The exercise: Repeat every entry in the listing below, exactly.

#### The data

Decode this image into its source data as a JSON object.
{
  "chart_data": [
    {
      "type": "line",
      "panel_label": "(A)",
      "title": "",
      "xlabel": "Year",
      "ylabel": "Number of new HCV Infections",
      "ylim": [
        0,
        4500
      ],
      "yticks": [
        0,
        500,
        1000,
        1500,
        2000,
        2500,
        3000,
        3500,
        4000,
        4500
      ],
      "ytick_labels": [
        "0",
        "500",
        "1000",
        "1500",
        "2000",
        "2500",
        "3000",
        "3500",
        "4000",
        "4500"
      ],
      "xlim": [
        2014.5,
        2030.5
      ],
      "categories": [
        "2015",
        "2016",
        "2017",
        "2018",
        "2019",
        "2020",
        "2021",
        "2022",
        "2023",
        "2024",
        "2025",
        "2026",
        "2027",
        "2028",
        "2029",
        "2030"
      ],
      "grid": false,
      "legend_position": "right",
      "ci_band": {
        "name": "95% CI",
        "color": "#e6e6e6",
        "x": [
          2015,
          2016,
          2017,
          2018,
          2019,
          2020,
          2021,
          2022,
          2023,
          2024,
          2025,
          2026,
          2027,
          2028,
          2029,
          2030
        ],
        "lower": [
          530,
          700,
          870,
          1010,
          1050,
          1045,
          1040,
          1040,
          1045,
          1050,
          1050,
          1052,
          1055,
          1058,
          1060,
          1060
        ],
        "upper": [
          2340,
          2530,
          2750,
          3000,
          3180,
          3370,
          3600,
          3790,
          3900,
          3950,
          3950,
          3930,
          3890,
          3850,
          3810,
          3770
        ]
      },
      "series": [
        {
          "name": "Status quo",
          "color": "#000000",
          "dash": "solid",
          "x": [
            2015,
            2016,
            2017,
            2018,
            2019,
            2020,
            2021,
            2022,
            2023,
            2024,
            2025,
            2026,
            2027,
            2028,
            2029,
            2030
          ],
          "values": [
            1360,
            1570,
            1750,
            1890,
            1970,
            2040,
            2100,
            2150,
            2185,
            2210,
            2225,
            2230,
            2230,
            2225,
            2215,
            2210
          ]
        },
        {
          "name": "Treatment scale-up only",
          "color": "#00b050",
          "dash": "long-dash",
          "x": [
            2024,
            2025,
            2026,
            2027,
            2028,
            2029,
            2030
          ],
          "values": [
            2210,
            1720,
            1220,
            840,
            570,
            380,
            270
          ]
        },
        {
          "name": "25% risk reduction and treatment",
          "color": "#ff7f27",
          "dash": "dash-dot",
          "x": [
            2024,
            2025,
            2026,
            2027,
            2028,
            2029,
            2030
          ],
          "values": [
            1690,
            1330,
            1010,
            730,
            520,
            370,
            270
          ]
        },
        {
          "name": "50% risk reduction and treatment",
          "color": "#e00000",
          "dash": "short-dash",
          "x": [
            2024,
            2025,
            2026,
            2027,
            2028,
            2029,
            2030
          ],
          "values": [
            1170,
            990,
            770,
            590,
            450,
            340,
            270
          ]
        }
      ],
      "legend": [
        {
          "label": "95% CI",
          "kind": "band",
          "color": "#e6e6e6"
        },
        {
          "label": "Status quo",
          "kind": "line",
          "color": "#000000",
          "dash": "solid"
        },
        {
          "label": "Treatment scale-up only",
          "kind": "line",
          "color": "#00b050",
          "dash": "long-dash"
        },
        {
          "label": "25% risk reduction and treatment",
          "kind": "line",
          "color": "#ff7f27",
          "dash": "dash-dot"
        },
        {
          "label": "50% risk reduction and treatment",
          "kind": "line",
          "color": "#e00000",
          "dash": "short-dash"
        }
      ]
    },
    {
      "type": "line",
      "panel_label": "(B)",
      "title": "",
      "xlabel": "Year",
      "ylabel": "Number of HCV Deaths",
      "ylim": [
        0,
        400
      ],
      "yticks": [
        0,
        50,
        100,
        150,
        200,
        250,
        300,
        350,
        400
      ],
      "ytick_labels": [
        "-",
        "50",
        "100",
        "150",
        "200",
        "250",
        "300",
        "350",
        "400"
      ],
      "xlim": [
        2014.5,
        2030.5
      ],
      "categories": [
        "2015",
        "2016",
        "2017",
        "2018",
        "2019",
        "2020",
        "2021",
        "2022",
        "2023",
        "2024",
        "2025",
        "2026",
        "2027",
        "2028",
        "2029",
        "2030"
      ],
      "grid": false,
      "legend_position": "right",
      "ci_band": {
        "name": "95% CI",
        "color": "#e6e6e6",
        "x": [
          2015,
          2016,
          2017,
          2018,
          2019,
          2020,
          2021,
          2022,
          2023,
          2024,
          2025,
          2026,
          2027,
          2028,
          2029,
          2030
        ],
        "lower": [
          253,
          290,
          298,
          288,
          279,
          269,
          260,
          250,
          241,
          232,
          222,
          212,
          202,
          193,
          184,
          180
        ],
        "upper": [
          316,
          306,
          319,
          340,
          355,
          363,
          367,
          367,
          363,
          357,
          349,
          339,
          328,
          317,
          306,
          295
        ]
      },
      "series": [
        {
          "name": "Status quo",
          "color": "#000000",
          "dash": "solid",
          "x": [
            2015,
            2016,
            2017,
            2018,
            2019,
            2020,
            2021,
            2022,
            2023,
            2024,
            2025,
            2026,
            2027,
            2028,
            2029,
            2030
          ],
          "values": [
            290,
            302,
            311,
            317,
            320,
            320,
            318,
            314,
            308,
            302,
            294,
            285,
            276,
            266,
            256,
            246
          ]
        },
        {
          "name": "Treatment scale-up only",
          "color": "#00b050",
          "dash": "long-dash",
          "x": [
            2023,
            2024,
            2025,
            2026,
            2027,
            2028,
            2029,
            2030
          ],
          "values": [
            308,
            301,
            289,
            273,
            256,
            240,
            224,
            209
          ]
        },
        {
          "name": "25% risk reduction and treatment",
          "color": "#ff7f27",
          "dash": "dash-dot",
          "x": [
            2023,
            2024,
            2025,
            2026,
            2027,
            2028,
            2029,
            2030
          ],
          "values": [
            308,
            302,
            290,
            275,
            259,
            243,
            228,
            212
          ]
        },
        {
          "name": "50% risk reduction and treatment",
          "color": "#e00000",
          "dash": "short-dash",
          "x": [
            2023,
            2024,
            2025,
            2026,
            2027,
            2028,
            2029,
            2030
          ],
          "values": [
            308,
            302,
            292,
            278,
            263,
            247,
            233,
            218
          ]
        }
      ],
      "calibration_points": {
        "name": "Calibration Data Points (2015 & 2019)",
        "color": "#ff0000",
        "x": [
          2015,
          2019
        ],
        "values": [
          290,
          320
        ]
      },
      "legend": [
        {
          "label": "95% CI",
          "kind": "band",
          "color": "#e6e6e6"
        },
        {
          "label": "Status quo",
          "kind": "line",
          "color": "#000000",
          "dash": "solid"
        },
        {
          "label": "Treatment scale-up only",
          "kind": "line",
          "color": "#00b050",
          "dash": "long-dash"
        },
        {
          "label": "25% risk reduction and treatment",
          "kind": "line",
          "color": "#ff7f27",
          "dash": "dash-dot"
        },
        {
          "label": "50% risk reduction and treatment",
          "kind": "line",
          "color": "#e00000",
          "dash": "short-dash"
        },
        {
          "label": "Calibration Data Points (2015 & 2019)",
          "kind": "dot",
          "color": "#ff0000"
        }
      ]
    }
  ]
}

########

Reply:
Decode this image into its source data as a JSON object.
{
  "chart_data": [
    {
      "type": "line",
      "panel_label": "(A)",
      "title": "",
      "xlabel": "Year",
      "ylabel": "Number of new HCV Infections",
      "ylim": [
        0,
        4500
      ],
      "yticks": [
        0,
        500,
        1000,
        1500,
        2000,
        2500,
        3000,
        3500,
        4000,
        4500
      ],
      "ytick_labels": [
        "0",
        "500",
        "1000",
        "1500",
        "2000",
        "2500",
        "3000",
        "3500",
        "4000",
        "4500"
      ],
      "xlim": [
        2014.5,
        2030.5
      ],
      "categories": [
        "2015",
        "2016",
        "2017",
        "2018",
        "2019",
        "2020",
        "2021",
        "2022",
        "2023",
        "2024",
        "2025",
        "2026",
        "2027",
        "2028",
        "2029",
        "2030"
      ],
      "grid": false,
      "legend_position": "right",
      "ci_band": {
        "name": "95% CI",
        "color": "#e6e6e6",
        "x": [
          2015,
          2016,
          2017,
          2018,
          2019,
          2020,
          2021,
          2022,
          2023,
          2024,
          2025,
          2026,
          2027,
          2028,
          2029,
          2030
        ],
        "lower": [
          530,
          700,
          870,
          1010,
          1050,
          1045,
          1040,
          1040,
          1045,
          1050,
          1050,
          1052,
          1055,
          1058,
          1060,
          1060
        ],
        "upper": [
          2340,
          2530,
          2750,
          3000,
          3180,
          3370,
          3600,
          3790,
          3900,
          3950,
          3950,
          3930,
          3890,
          3850,
          3810,
          3770
        ]
      },
      "series": [
        {
          "name": "Status quo",
          "color": "#000000",
          "dash": "solid",
          "x": [
            2015,
            2016,
            2017,
            2018,
            2019,
            2020,
            2021,
            2022,
            2023,
            2024,
            2025,
            2026,
            2027,
            2028,
            2029,
            2030
          ],
          "values": [
            1360,
            1570,
            1750,
            1890,
            1970,
            2040,
            2100,
            2150,
            2185,
            2210,
            2225,
            2230,
            2230,
            2225,
            2215,
            2210
          ]
        },
        {
          "name": "Treatment scale-up only",
          "color": "#00b050",
          "dash": "long-dash",
          "x": [
            2024,
            2025,
            2026,
            2027,
            2028,
            2029,
            2030
          ],
          "values": [
            2210,
            1720,
            1220,
            840,
            570,
            380,
            270
          ]
        },
        {
          "name": "25% risk reduction and treatment",
          "color": "#ff7f27",
          "dash": "dash-dot",
          "x": [
            2024,
            2025,
            2026,
            2027,
            2028,
            2029,
            2030
          ],
          "values": [
            1690,
            1330,
            1010,
            730,
            520,
            370,
            270
          ]
        },
        {
          "name": "50% risk reduction and treatment",
          "color": "#e00000",
          "dash": "short-dash",
          "x": [
            2024,
            2025,
            2026,
            2027,
            2028,
            2029,
            2030
          ],
          "values": [
            1170,
            990,
            770,
            590,
            450,
            340,
            270
          ]
        }
      ],
      "legend": [
        {
          "label": "95% CI",
          "kind": "band",
          "color": "#e6e6e6"
        },
        {
          "label": "Status quo",
          "kind": "line",
          "color": "#000000",
          "dash": "solid"
        },
        {
          "label": "Treatment scale-up only",
          "kind": "line",
          "color": "#00b050",
          "dash": "long-dash"
        },
        {
          "label": "25% risk reduction and treatment",
          "kind": "line",
          "color": "#ff7f27",
          "dash": "dash-dot"
        },
        {
          "label": "50% risk reduction and treatment",
          "kind": "line",
          "color": "#e00000",
          "dash": "short-dash"
        }
      ]
    },
    {
      "type": "line",
      "panel_label": "(B)",
      "title": "",
      "xlabel": "Year",
      "ylabel": "Number of HCV Deaths",
      "ylim": [
        0,
        400
      ],
      "yticks": [
        0,
        50,
        100,
        150,
        200,
        250,
        300,
        350,
        400
      ],
      "ytick_labels": [
        "-",
        "50",
        "100",
        "150",
        "200",
        "250",
        "300",
        "350",
        "400"
      ],
      "xlim": [
        2014.5,
        2030.5
      ],
      "categories": [
        "2015",
        "2016",
        "2017",
        "2018",
        "2019",
        "2020",
        "2021",
        "2022",
        "2023",
        "2024",
        "2025",
        "2026",
        "2027",
        "2028",
        "2029",
        "2030"
      ],
      "grid": false,
      "legend_position": "right",
      "ci_band": {
        "name": "95% CI",
        "color": "#e6e6e6",
        "x": [
          2015,
          2016,
          2017,
          2018,
          2019,
          2020,
          2021,
          2022,
          2023,
          2024,
          2025,
          2026,
          2027,
          2028,
          2029,
          2030
        ],
        "lower": [
          253,
          290,
          298,
          288,
          279,
          269,
          260,
          250,
          241,
          232,
          222,
          212,
          202,
          193,
          184,
          180
        ],
        "upper": [
          316,
          306,
          319,
          340,
          355,
          363,
          367,
          367,
          363,
          357,
          349,
          339,
          328,
          317,
          306,
          295
        ]
      },
      "series": [
        {
          "name": "Status quo",
          "color": "#000000",
          "dash": "solid",
          "x": [
            2015,
            2016,
            2017,
            2018,
            2019,
            2020,
            2021,
            2022,
            2023,
            2024,
            2025,
            2026,
            2027,
            2028,
            2029,
            2030
          ],
          "values": [
            290,
            302,
            311,
            317,
            320,
            320,
            318,
            314,
            308,
            302,
            294,
            285,
            276,
            266,
            256,
            246
          ]
        },
        {
          "name": "Treatment scale-up only",
          "color": "#00b050",
          "dash": "long-dash",
          "x": [
            2023,
            2024,
            2025,
            2026,
            2027,
            2028,
            2029,
            2030
          ],
          "values": [
            308,
            301,
            289,
            273,
            256,
            240,
            224,
            209
          ]
        },
        {
          "name": "25% risk reduction and treatment",
          "color": "#ff7f27",
          "dash": "dash-dot",
          "x": [
            2023,
            2024,
            2025,
            2026,
            2027,
            2028,
            2029,
            2030
          ],
          "values": [
            308,
            302,
            290,
            275,
            259,
            243,
            228,
            212
          ]
        },
        {
          "name": "50% risk reduction and treatment",
          "color": "#e00000",
          "dash": "short-dash",
          "x": [
            2023,
            2024,
            2025,
            2026,
            2027,
            2028,
            2029,
            2030
          ],
          "values": [
            308,
            302,
            292,
            278,
            263,
            247,
            233,
            218
          ]
        }
      ],
      "calibration_points": {
        "name": "Calibration Data Points (2015 & 2019)",
        "color": "#ff0000",
        "x": [
          2015,
          2019
        ],
        "values": [
          290,
          320
        ]
      },
      "legend": [
        {
          "label": "95% CI",
          "kind": "band",
          "color": "#e6e6e6"
        },
        {
          "label": "Status quo",
          "kind": "line",
          "color": "#000000",
          "dash": "solid"
        },
        {
          "label": "Treatment scale-up only",
          "kind": "line",
          "color": "#00b050",
          "dash": "long-dash"
        },
        {
          "label": "25% risk reduction and treatment",
          "kind": "line",
          "color": "#ff7f27",
          "dash": "dash-dot"
        },
        {
          "label": "50% risk reduction and treatment",
          "kind": "line",
          "color": "#e00000",
          "dash": "short-dash"
        },
        {
          "label": "Calibration Data Points (2015 & 2019)",
          "kind": "dot",
          "color": "#ff0000"
        }
      ]
    }
  ]
}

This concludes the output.